*** Material shown ***

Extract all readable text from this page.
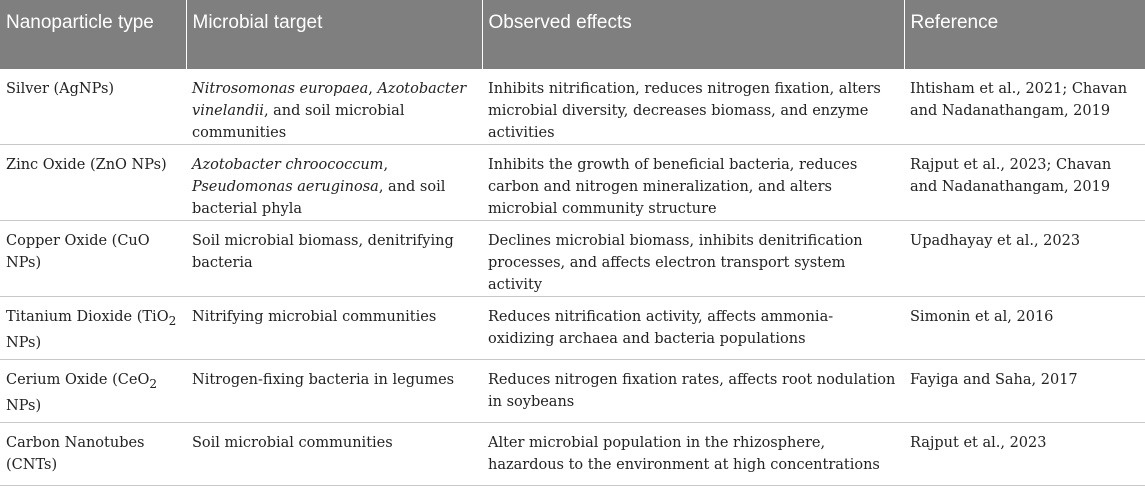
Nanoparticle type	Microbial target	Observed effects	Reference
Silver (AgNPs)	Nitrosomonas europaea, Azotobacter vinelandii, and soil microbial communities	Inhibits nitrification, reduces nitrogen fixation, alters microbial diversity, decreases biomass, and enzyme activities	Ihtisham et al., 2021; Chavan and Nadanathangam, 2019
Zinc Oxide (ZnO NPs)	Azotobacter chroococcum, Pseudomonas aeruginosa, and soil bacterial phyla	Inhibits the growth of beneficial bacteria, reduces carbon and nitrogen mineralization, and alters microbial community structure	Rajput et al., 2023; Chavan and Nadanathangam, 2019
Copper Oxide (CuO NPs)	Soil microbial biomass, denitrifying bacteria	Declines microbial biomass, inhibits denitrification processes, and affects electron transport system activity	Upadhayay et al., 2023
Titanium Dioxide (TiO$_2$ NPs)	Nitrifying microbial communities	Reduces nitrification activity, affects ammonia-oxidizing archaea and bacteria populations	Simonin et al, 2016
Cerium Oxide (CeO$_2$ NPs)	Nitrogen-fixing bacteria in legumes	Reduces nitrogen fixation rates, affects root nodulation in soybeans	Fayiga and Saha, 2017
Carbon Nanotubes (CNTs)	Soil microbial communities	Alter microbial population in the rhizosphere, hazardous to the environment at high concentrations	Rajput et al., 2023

***
*** Material shown ***

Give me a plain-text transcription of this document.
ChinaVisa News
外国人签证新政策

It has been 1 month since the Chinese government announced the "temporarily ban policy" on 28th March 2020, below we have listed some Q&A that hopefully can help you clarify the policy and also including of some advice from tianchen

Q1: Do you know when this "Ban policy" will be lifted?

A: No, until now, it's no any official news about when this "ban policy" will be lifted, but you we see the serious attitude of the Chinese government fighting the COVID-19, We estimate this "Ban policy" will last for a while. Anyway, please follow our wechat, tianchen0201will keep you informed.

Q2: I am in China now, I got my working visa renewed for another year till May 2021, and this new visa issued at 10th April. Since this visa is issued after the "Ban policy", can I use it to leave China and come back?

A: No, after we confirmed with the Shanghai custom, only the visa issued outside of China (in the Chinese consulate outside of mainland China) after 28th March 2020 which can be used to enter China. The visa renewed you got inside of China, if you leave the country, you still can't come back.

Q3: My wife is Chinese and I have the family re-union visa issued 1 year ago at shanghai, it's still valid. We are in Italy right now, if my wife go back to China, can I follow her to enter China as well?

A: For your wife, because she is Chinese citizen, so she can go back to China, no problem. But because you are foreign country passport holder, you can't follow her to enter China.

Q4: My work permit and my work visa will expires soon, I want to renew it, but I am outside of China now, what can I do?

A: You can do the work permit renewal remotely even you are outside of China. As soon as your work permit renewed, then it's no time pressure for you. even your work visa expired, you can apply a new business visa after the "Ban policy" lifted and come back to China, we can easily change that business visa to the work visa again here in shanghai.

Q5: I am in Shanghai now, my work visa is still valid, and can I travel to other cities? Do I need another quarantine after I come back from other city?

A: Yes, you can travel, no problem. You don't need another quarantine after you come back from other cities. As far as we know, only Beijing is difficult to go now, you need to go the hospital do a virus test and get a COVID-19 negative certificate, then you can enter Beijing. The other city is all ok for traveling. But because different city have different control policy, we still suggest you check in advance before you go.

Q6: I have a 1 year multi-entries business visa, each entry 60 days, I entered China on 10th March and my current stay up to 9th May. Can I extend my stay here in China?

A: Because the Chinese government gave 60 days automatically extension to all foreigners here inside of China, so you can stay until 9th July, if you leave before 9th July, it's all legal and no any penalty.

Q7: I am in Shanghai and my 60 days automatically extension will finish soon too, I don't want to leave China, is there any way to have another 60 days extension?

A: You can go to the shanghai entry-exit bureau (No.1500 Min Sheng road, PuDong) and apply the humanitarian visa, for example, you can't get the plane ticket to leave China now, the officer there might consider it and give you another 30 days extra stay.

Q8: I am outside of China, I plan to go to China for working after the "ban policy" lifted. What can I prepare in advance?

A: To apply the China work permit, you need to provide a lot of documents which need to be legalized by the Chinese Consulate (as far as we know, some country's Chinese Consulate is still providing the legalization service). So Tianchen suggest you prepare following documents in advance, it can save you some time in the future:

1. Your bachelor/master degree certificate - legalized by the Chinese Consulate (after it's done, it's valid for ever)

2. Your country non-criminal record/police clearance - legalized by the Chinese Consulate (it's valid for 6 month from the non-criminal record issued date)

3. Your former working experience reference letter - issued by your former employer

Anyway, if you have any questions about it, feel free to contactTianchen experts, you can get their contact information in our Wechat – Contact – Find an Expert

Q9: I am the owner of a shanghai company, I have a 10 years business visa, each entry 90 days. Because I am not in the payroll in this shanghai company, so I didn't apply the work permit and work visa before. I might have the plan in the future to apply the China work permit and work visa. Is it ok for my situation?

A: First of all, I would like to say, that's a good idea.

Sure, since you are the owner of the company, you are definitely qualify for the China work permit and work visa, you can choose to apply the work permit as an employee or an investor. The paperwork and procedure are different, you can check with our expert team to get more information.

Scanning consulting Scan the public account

***

* Your assignment *
Among the entries above, tally each line with the string "Nadanathangam" and state that figure only.

* Output for this task *
2